**Source material**

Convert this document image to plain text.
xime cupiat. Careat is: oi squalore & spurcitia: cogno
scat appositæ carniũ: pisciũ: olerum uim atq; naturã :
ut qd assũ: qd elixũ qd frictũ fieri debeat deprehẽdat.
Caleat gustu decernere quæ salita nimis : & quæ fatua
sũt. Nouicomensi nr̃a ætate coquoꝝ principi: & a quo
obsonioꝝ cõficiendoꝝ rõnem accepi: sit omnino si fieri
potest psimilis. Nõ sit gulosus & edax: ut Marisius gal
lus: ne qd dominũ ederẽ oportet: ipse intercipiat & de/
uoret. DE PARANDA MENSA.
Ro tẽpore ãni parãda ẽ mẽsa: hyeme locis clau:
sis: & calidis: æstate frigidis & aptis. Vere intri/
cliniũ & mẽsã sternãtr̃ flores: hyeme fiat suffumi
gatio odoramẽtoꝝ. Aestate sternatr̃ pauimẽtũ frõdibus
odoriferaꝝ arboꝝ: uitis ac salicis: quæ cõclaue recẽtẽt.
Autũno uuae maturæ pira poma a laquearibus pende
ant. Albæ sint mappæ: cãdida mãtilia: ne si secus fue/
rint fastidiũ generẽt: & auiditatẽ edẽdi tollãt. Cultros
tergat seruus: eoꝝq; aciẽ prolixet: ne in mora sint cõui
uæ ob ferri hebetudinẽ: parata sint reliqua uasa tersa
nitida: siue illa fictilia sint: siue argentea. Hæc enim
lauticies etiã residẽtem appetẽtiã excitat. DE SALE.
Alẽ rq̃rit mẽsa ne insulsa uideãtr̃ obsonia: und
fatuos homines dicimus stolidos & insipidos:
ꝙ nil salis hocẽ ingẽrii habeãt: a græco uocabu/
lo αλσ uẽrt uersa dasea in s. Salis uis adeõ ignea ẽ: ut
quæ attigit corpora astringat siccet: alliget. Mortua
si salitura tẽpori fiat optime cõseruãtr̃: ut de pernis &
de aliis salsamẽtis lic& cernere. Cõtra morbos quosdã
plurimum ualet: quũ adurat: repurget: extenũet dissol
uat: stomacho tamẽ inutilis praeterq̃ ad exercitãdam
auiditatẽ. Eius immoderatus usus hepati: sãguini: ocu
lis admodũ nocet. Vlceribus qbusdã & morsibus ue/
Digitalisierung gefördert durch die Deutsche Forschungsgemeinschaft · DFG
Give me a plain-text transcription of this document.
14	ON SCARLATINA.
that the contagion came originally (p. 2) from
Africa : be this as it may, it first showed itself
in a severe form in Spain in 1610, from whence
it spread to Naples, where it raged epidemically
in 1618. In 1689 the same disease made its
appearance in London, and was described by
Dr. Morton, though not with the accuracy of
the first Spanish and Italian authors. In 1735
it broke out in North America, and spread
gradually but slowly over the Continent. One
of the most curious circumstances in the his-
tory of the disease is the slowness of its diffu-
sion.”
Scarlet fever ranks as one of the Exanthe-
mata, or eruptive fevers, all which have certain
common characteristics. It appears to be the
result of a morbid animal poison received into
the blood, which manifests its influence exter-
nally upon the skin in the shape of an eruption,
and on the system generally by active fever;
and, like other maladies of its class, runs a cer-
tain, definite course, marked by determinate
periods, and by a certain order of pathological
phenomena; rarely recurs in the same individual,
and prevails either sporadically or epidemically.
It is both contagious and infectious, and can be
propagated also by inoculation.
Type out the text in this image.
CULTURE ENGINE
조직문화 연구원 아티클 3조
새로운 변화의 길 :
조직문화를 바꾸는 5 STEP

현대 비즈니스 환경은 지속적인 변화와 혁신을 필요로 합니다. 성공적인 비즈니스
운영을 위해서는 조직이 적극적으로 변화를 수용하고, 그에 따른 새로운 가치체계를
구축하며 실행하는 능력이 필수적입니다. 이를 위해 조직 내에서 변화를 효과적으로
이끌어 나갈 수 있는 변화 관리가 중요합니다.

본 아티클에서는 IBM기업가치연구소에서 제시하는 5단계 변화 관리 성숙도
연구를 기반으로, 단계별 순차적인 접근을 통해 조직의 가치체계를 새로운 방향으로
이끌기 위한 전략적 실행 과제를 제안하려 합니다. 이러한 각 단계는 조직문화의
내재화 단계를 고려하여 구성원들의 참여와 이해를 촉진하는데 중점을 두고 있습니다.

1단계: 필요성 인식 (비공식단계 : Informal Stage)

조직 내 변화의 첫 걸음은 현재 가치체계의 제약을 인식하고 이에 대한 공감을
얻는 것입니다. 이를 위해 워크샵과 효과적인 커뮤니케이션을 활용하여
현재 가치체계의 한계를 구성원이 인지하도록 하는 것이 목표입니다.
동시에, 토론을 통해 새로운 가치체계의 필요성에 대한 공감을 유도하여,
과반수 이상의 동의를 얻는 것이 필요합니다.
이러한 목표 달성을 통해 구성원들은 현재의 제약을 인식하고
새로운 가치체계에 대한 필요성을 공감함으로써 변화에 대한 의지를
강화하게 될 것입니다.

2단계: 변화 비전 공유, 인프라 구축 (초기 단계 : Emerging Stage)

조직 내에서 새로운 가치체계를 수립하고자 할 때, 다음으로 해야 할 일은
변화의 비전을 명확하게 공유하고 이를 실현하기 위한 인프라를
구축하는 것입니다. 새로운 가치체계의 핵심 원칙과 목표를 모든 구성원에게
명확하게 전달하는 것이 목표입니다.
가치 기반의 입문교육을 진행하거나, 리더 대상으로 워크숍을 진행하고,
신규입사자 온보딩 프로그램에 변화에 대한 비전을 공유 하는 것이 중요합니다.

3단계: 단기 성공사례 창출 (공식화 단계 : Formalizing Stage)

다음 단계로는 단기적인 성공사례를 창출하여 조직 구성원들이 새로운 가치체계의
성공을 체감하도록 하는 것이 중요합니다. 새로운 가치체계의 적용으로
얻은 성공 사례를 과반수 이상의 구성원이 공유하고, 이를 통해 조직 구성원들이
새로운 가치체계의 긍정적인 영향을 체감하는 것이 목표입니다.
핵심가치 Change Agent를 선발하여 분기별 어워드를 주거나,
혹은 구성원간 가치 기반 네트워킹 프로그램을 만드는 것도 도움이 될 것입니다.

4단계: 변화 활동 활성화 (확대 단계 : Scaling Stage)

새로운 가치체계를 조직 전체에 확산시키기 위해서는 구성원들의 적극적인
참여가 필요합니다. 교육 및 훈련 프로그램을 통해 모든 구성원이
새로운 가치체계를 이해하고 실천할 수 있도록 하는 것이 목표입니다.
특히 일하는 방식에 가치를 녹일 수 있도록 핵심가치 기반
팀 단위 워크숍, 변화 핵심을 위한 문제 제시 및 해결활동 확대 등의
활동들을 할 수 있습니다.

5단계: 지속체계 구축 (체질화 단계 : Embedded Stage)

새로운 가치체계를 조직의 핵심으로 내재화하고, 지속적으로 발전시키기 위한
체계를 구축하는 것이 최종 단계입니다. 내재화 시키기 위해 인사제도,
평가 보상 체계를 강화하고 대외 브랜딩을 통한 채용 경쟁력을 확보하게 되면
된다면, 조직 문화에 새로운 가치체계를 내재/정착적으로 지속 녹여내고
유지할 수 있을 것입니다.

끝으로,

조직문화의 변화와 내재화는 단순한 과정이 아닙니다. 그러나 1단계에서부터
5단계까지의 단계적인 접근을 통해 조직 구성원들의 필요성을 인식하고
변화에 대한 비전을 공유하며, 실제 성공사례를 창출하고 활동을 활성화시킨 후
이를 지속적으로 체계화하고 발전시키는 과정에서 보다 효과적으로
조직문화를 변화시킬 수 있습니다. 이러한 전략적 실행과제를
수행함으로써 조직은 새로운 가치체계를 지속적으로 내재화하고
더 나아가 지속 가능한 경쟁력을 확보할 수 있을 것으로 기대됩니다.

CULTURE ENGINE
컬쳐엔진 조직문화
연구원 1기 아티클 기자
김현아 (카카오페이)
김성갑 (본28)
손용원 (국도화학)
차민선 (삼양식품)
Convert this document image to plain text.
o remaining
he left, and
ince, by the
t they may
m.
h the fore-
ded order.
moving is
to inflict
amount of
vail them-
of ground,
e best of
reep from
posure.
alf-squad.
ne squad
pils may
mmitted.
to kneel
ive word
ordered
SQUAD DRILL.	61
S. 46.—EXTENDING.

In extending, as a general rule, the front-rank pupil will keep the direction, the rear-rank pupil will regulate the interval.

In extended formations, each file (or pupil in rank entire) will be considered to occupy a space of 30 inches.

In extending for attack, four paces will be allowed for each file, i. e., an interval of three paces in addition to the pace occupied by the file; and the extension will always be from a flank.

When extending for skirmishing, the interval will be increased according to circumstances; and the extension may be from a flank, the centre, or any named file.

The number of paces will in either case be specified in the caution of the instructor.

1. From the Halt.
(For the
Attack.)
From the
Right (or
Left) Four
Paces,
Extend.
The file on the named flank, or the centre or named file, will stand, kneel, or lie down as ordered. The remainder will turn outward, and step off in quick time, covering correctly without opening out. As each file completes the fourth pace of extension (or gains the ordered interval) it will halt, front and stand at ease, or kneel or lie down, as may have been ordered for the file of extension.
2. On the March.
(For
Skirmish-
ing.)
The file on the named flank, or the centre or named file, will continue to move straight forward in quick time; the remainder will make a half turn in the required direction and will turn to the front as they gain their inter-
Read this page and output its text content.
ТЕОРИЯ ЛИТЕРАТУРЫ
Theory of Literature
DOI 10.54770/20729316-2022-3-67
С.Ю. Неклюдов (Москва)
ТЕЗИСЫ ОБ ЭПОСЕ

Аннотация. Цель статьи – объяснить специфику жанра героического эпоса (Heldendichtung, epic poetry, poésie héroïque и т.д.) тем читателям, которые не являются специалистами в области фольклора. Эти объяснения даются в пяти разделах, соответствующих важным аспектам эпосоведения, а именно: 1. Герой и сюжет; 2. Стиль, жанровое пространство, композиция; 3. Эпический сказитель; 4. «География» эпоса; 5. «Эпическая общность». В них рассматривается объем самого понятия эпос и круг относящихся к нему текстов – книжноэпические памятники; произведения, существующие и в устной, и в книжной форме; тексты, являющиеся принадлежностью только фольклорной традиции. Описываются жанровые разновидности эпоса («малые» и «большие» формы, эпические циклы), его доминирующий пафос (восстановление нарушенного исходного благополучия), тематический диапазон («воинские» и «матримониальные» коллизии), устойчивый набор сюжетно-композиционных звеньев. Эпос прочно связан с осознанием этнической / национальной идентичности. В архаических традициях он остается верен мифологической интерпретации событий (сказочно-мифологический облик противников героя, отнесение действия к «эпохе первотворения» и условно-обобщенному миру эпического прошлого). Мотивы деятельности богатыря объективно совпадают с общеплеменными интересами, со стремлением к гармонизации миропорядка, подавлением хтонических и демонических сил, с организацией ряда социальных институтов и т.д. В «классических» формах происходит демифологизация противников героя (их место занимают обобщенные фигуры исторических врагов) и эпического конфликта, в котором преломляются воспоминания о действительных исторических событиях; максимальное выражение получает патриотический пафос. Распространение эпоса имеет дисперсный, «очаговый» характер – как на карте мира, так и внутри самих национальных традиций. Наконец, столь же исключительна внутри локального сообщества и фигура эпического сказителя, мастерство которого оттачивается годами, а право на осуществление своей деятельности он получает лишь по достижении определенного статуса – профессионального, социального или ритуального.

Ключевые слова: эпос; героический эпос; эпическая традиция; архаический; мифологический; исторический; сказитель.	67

**Objective**
Tally the lines of the listing above that include the word "있습니다". Answer with the number alone.

**The answer**
3